» **TASK REQUIREMENTS**: Show every line in the records below that contains the word "quite".

┌─ MATERIAL

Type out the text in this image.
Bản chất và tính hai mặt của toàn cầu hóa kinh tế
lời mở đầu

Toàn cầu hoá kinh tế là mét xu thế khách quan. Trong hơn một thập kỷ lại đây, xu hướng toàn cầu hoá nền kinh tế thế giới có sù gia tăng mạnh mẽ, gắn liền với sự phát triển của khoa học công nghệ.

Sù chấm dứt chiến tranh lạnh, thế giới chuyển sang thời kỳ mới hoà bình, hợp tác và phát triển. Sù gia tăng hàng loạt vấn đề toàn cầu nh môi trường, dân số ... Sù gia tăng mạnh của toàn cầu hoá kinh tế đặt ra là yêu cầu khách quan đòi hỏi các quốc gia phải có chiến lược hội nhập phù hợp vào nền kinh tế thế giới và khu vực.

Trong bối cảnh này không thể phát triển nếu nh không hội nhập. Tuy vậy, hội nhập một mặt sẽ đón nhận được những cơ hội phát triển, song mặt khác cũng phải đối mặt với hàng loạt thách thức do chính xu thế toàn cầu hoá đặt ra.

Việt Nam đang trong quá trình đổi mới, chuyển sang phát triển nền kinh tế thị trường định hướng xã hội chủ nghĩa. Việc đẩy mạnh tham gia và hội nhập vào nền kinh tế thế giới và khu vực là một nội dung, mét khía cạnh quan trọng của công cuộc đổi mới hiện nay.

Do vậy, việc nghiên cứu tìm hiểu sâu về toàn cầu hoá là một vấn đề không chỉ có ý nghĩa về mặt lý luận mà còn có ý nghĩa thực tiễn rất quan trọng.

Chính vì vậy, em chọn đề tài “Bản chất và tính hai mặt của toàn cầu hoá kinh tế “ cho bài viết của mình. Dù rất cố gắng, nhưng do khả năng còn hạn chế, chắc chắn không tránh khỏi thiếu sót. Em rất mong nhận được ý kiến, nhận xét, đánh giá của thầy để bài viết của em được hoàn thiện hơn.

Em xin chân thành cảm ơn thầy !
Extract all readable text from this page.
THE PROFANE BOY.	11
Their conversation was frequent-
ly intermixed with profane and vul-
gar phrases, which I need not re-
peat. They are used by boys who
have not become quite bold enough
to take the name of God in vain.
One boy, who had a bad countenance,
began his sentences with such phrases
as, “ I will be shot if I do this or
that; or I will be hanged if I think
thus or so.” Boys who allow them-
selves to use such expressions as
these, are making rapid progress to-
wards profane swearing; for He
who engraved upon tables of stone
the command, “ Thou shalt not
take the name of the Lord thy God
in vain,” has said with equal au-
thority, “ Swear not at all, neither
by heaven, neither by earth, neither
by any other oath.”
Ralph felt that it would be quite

└─

» **WRITTEN ANSWER**:
have not become quite bold enough
Ralph felt that it would be quite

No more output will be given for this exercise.